→ **Available data**
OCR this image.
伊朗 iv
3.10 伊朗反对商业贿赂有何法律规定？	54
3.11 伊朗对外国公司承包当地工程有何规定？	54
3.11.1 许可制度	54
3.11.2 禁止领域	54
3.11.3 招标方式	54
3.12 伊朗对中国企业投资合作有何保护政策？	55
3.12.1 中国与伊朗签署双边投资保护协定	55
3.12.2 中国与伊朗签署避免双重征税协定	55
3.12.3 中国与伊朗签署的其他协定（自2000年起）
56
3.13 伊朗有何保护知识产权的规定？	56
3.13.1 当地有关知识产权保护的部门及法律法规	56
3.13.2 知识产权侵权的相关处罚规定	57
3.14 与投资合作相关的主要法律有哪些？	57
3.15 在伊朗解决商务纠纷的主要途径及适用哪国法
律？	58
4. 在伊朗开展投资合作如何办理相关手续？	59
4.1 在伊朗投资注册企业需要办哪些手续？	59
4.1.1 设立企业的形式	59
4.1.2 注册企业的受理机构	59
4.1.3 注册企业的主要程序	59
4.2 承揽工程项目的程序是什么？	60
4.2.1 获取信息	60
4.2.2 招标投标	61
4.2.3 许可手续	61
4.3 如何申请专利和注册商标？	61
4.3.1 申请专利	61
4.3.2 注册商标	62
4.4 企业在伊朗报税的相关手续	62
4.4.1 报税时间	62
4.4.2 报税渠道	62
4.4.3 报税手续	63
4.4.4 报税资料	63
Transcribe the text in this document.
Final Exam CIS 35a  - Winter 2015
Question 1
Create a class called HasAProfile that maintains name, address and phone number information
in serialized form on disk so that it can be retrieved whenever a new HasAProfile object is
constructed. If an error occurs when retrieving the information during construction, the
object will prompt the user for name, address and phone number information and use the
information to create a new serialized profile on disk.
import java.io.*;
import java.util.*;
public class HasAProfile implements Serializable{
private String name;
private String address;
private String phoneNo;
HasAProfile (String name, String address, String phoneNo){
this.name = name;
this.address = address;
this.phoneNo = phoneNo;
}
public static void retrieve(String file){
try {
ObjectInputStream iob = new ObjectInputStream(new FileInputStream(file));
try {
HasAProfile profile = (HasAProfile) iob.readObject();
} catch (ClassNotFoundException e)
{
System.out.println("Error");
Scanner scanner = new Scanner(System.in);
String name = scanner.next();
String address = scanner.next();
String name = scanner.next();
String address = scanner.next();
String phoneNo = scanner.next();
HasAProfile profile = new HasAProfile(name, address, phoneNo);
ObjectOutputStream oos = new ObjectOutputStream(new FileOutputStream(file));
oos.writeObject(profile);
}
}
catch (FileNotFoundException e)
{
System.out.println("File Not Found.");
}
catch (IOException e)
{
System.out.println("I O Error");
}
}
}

→ **Exercise**
From the records, copy every line that has the string "HasAProfile" in it.

→ **Output**
Create a class called HasAProfile that maintains name, address and phone number information
in serialized form on disk so that it can be retrieved whenever a new HasAProfile object is
public class HasAProfile implements Serializable{
HasAProfile (String name, String address, String phoneNo){
HasAProfile profile = (HasAProfile) iob.readObject();
HasAProfile profile = new HasAProfile(name, address, phoneNo);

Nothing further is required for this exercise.